EXERCISE AIM. Write out the stretch from the line containing "Where is each" through the line containing "legend-swatch <box>451 390 466 392</box>" again, replacing every "x-tick-label" with "month-label" and leaving everything else unchanged. Omit the pictures from your answer.

EXTRACTED RECORDS.
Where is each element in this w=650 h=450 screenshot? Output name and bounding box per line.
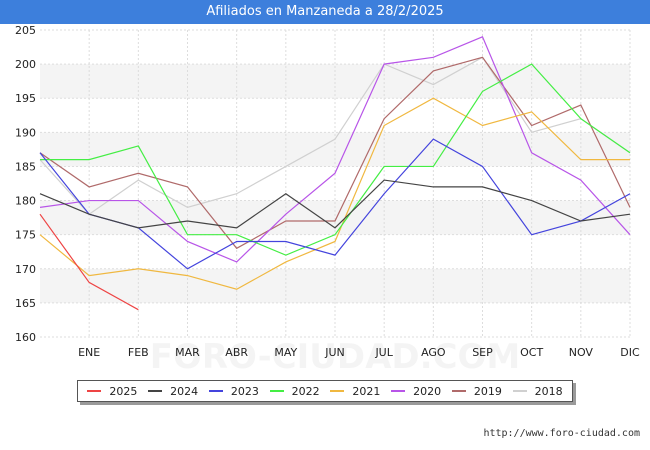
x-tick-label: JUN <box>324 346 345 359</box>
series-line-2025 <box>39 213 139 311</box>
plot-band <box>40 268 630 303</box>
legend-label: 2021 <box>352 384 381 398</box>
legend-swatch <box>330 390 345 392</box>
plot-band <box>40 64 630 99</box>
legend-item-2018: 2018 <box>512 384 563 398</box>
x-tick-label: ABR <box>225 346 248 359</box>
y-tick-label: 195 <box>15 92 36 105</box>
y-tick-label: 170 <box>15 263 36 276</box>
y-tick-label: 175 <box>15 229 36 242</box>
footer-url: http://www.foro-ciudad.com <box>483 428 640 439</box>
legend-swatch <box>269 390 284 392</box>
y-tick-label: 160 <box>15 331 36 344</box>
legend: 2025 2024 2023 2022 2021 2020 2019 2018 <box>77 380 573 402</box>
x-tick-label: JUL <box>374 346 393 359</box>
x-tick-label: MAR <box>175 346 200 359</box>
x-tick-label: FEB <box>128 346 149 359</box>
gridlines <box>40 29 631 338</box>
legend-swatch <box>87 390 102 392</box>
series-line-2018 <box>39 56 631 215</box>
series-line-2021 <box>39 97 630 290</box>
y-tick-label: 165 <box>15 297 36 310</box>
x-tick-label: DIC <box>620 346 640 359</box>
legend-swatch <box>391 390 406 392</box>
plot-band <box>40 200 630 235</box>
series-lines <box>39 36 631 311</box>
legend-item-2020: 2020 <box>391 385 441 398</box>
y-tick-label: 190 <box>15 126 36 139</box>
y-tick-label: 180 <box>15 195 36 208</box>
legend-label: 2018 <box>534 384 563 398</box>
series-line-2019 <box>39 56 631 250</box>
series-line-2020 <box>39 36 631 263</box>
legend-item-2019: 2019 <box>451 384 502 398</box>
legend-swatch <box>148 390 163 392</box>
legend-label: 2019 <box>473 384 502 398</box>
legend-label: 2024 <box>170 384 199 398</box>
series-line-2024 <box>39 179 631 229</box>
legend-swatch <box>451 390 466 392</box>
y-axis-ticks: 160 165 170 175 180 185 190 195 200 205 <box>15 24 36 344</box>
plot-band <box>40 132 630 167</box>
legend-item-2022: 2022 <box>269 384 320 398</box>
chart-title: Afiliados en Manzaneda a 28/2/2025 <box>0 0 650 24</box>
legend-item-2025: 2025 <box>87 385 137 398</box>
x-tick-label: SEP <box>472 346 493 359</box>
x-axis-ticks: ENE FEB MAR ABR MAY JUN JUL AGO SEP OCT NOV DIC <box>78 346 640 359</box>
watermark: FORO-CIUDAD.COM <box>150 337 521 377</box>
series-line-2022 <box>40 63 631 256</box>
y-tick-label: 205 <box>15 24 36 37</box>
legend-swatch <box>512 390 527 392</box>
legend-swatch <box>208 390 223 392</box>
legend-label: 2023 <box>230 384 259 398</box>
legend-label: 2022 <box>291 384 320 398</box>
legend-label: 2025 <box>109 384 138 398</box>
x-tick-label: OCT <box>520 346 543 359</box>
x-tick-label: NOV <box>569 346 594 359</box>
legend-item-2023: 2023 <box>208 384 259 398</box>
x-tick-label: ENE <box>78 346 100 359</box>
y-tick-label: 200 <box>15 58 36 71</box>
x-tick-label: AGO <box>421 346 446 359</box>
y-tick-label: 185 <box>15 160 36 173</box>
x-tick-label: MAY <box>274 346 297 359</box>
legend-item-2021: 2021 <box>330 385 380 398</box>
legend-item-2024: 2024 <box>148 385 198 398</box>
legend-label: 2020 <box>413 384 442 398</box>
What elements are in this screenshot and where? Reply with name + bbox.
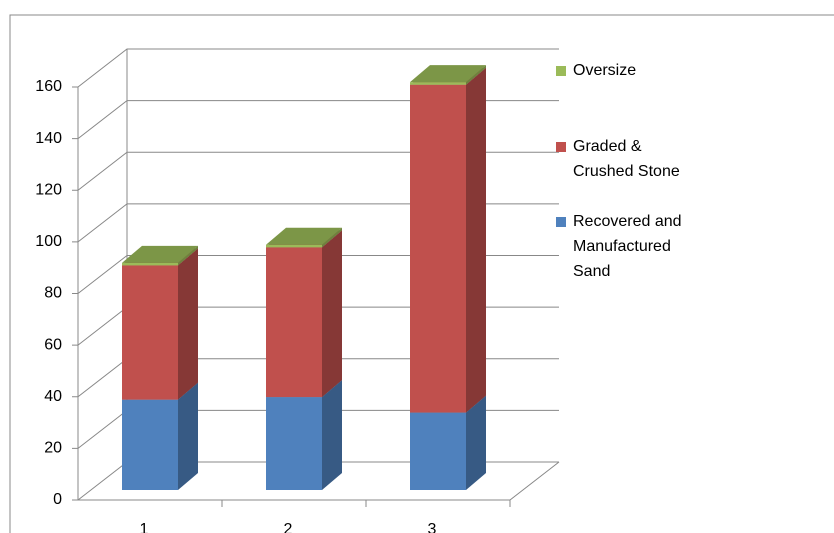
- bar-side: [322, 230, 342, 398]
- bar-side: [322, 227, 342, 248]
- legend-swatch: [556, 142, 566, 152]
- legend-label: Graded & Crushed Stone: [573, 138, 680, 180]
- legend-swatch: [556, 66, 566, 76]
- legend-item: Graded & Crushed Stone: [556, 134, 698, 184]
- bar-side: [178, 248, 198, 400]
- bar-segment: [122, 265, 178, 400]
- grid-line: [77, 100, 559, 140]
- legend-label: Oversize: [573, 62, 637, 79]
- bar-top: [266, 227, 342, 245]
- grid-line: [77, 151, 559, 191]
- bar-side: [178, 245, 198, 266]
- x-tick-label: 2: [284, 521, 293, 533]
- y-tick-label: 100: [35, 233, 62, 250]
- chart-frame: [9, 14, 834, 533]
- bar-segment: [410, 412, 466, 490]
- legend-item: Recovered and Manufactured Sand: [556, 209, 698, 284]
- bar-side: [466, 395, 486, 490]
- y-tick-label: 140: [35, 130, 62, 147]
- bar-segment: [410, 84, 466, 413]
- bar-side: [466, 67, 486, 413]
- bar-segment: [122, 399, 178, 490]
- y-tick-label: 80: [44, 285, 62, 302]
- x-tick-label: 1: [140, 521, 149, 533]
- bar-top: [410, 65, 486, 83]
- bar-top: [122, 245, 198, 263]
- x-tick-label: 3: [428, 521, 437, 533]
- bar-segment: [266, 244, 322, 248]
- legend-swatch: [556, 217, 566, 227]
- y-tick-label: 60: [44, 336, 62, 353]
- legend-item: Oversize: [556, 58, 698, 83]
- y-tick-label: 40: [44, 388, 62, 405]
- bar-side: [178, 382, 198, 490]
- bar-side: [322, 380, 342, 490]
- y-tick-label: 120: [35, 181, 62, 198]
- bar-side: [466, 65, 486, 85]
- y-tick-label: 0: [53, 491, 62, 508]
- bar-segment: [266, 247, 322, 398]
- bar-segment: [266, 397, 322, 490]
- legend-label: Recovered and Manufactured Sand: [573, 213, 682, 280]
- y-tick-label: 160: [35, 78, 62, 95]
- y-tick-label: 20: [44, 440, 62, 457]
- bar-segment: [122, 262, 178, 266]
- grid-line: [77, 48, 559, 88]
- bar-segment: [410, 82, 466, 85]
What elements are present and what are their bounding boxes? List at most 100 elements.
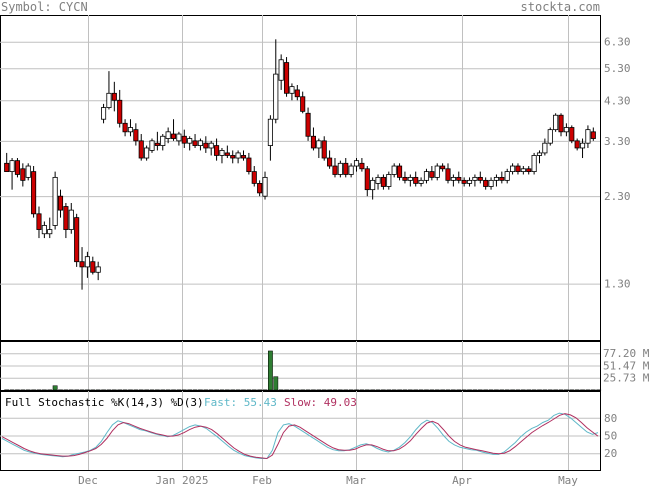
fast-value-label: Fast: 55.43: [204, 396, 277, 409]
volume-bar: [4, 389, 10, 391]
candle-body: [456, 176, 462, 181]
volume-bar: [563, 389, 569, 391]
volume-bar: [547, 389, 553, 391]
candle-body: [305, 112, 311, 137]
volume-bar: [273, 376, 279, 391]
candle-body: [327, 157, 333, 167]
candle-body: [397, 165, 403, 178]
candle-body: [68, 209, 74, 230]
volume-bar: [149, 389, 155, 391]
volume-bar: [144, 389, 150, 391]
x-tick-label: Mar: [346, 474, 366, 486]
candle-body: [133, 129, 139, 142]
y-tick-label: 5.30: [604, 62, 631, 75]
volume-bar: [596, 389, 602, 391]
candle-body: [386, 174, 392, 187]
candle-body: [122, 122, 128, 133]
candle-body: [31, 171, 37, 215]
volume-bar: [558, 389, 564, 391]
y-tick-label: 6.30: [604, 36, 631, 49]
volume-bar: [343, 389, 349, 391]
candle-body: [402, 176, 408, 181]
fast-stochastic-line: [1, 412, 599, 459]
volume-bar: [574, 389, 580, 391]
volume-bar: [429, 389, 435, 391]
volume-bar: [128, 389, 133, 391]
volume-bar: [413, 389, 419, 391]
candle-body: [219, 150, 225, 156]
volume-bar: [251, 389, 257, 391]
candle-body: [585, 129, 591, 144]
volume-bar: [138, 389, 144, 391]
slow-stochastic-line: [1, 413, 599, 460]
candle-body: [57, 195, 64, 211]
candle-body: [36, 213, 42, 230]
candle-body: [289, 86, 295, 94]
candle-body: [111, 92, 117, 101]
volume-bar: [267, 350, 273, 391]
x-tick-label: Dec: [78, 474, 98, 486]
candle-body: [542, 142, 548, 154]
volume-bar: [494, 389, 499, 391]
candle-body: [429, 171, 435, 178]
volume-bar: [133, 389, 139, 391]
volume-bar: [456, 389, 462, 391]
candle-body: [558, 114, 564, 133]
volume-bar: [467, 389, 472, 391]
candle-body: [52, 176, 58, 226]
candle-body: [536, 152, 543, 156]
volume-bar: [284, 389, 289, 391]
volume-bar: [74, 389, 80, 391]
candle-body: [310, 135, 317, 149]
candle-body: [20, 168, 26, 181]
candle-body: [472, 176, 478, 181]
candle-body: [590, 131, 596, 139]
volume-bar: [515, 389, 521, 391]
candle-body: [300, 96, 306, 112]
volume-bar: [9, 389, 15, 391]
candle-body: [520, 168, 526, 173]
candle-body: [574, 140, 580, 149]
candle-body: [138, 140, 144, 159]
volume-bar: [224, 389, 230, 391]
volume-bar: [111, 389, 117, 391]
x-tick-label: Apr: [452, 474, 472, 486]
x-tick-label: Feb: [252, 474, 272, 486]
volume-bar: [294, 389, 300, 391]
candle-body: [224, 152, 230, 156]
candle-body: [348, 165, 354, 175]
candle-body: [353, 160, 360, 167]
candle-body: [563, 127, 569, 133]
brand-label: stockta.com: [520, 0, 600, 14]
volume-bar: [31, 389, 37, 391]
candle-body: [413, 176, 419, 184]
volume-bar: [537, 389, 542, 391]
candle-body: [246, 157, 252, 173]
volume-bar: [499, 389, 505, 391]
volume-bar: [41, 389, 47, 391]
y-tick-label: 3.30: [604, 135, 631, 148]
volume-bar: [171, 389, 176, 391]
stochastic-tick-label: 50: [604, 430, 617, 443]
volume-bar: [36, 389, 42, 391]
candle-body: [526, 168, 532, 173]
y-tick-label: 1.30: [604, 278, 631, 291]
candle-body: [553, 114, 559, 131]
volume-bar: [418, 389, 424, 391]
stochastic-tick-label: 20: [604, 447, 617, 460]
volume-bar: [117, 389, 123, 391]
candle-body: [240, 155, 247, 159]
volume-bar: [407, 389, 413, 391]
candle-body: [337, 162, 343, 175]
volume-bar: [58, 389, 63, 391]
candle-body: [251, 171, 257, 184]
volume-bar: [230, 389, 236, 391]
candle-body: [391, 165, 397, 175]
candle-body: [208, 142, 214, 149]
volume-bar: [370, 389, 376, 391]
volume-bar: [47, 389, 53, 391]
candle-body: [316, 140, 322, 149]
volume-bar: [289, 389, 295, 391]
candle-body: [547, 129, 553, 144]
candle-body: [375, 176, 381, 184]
...
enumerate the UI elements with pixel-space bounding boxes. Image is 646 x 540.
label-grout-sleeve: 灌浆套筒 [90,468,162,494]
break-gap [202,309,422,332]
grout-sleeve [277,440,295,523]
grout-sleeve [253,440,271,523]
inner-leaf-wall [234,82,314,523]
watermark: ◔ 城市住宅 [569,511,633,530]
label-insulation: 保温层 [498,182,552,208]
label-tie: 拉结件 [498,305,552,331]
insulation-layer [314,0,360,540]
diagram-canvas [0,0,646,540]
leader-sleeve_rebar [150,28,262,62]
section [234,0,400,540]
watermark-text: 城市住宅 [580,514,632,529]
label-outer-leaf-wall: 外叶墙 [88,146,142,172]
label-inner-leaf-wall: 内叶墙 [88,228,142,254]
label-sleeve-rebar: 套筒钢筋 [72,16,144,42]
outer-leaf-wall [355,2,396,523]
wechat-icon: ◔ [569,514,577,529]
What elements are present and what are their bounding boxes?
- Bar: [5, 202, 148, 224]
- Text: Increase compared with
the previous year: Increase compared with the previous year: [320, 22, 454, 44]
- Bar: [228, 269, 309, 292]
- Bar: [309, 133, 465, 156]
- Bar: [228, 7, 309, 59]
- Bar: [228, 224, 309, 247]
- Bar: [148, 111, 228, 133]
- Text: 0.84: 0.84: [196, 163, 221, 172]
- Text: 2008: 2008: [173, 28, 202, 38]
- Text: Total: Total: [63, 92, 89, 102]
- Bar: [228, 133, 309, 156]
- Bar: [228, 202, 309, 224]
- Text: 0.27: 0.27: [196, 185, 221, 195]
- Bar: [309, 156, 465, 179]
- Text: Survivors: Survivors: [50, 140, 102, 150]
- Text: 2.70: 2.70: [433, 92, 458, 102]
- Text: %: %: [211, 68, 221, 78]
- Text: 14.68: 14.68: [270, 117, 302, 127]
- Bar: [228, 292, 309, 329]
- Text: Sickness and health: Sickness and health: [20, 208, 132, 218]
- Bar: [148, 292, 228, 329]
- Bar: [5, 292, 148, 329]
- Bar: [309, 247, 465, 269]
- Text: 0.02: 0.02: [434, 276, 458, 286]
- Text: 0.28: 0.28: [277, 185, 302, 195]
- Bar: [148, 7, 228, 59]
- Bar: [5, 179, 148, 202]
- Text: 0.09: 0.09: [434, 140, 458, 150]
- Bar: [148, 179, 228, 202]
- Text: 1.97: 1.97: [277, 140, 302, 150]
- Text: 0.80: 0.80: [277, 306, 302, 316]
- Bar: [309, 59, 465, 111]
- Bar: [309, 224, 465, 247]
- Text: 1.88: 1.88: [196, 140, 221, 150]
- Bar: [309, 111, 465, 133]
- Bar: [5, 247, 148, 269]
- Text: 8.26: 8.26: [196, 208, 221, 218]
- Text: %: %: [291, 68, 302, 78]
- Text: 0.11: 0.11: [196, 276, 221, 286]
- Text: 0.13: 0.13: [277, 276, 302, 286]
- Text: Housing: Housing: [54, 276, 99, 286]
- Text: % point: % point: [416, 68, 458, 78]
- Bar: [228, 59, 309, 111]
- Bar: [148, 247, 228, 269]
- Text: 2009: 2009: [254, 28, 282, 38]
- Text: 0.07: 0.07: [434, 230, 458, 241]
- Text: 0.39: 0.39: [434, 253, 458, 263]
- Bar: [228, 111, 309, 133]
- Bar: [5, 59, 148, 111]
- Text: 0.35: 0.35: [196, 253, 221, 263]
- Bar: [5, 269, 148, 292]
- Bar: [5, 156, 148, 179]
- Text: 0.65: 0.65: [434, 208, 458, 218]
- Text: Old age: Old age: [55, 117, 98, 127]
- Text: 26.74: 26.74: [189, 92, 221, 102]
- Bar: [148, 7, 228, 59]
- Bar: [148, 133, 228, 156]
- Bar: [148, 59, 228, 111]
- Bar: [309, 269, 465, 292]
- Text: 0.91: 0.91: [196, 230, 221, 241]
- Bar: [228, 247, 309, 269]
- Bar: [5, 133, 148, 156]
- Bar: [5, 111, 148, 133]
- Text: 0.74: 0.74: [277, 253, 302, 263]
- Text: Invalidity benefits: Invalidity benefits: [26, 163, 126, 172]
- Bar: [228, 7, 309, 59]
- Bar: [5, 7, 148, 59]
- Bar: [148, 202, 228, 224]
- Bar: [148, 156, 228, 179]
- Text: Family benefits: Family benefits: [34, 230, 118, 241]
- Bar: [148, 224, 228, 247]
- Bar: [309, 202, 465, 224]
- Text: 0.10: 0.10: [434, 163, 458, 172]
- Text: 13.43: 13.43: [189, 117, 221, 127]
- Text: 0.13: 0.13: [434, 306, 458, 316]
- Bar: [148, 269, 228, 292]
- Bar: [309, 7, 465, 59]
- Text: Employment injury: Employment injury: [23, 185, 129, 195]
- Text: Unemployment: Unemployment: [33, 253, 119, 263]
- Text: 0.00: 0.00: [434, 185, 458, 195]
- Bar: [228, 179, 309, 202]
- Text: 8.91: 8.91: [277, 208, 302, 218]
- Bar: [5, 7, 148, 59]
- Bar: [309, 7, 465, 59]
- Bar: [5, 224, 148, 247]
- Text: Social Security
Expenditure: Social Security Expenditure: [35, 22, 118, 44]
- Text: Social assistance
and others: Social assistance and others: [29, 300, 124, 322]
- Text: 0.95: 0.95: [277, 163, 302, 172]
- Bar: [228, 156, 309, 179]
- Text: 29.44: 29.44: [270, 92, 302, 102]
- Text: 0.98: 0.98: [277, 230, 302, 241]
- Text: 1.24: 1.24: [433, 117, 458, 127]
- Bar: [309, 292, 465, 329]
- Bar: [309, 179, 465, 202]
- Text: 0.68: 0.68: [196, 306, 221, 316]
==
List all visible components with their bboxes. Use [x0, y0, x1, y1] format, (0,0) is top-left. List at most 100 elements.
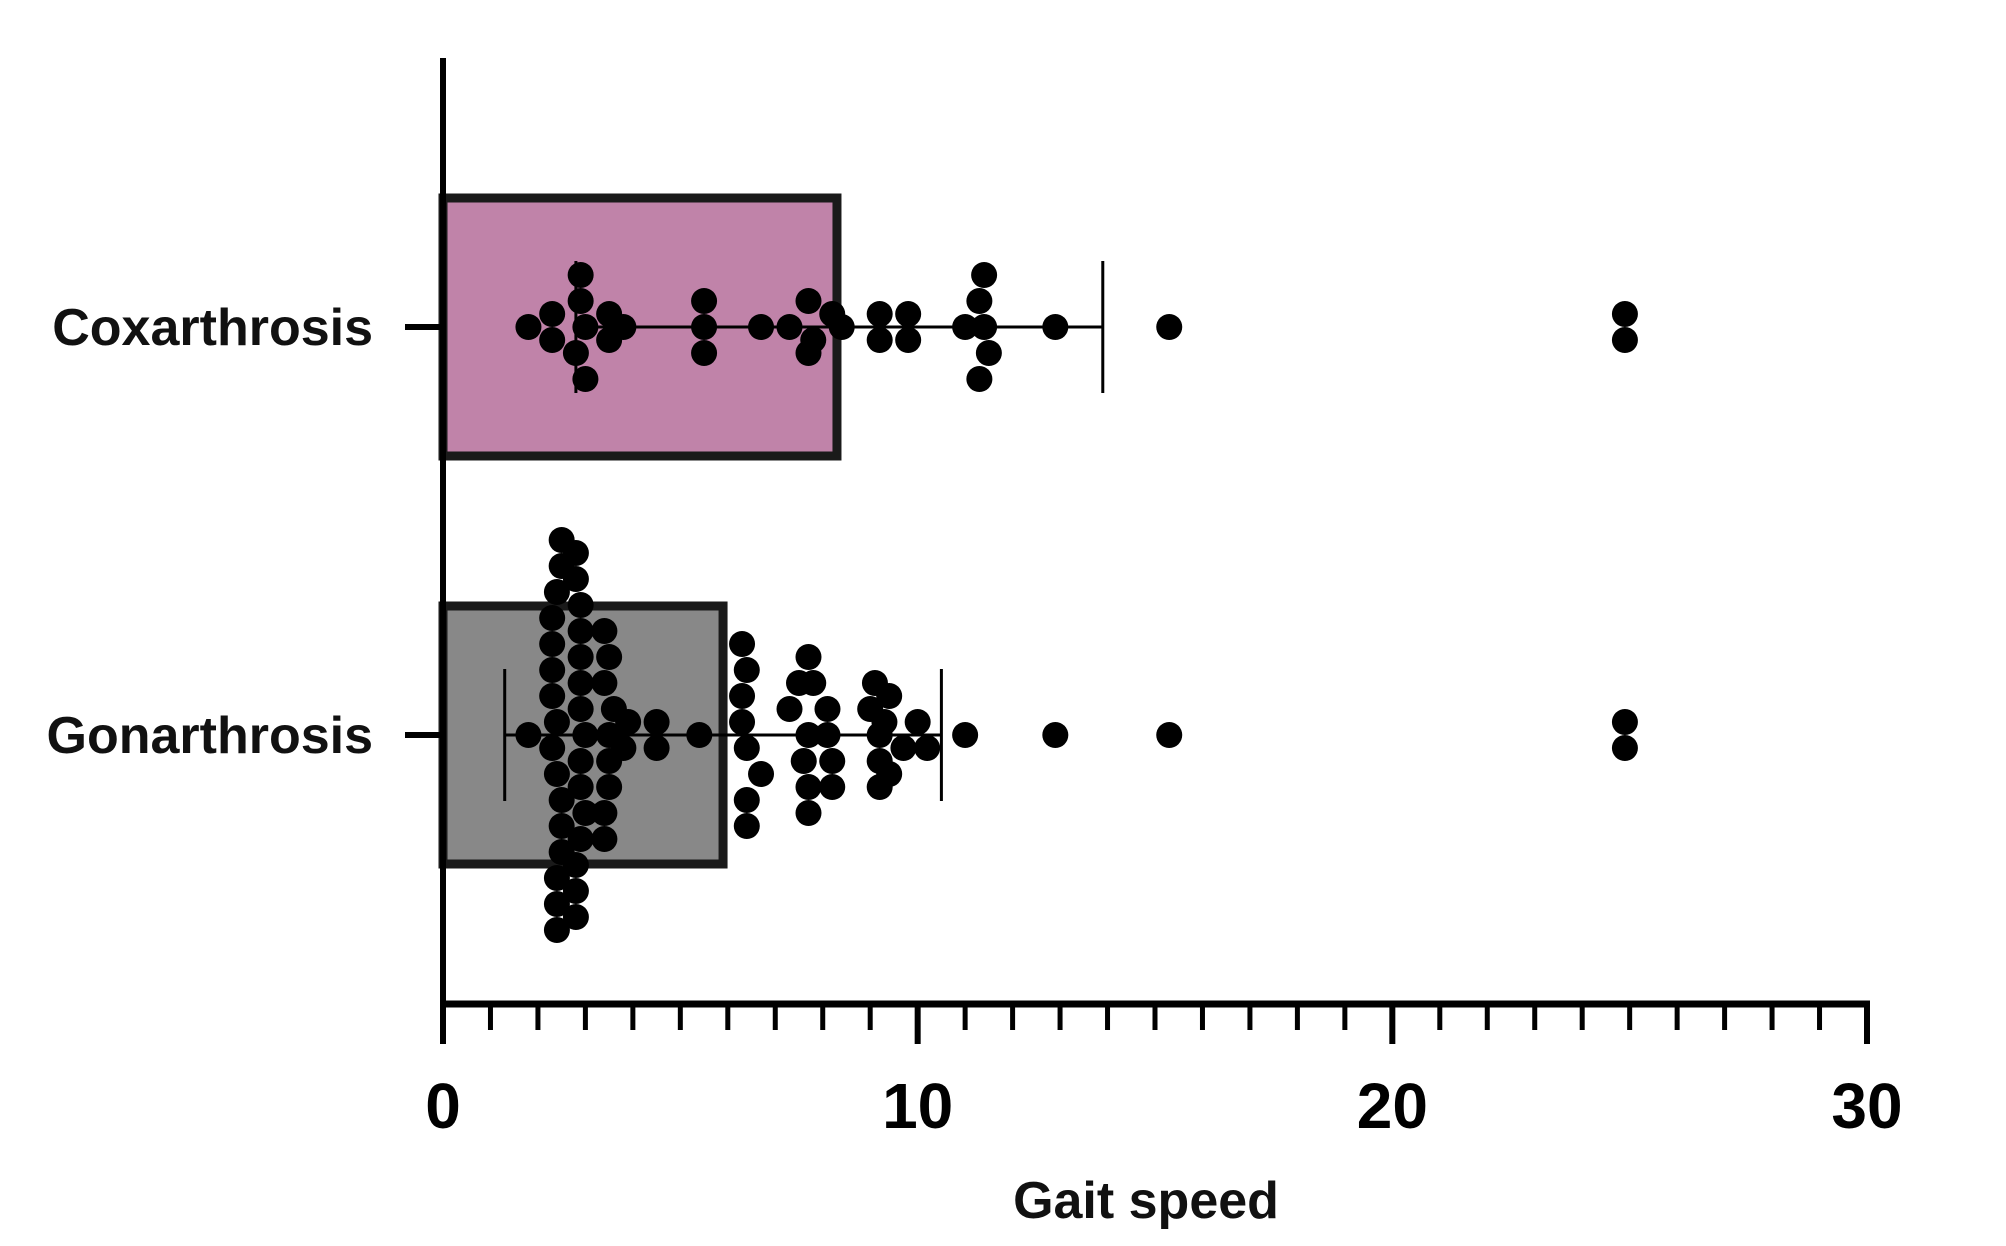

RESULT OF THE TASK.
Where is each element in this w=650 h=450 screenshot? Output name and bounding box per line.
month-label: JUN <box>324 346 345 359</box>
series-line-2025 <box>39 213 139 311</box>
plot-band <box>40 268 630 303</box>
legend-label: 2021 <box>352 384 381 398</box>
legend-swatch <box>330 390 345 392</box>
plot-band <box>40 64 630 99</box>
legend-item-2018: 2018 <box>512 384 563 398</box>
month-label: ABR <box>225 346 248 359</box>
y-tick-label: 195 <box>15 92 36 105</box>
y-tick-label: 170 <box>15 263 36 276</box>
y-tick-label: 175 <box>15 229 36 242</box>
footer-url: http://www.foro-ciudad.com <box>483 428 640 439</box>
legend-swatch <box>269 390 284 392</box>
y-tick-label: 160 <box>15 331 36 344</box>
legend: 2025 2024 2023 2022 2021 2020 2019 2018 <box>77 380 573 402</box>
month-label: JUL <box>374 346 393 359</box>
month-label: MAR <box>175 346 200 359</box>
month-label: FEB <box>128 346 149 359</box>
gridlines <box>40 29 631 338</box>
legend-swatch <box>87 390 102 392</box>
series-line-2018 <box>39 56 631 215</box>
series-line-2021 <box>39 97 630 290</box>
y-tick-label: 165 <box>15 297 36 310</box>
month-label: DIC <box>620 346 640 359</box>
legend-swatch <box>391 390 406 392</box>
plot-band <box>40 200 630 235</box>
series-lines <box>39 36 631 311</box>
legend-item-2020: 2020 <box>391 385 441 398</box>
y-tick-label: 190 <box>15 126 36 139</box>
y-tick-label: 180 <box>15 195 36 208</box>
legend-label: 2018 <box>534 384 563 398</box>
series-line-2019 <box>39 56 631 250</box>
series-line-2020 <box>39 36 631 263</box>
legend-item-2019: 2019 <box>451 384 502 398</box>
legend-swatch <box>148 390 163 392</box>
legend-label: 2019 <box>473 384 502 398</box>
legend-label: 2024 <box>170 384 199 398</box>
series-line-2024 <box>39 179 631 229</box>
legend-swatch <box>451 390 466 392</box>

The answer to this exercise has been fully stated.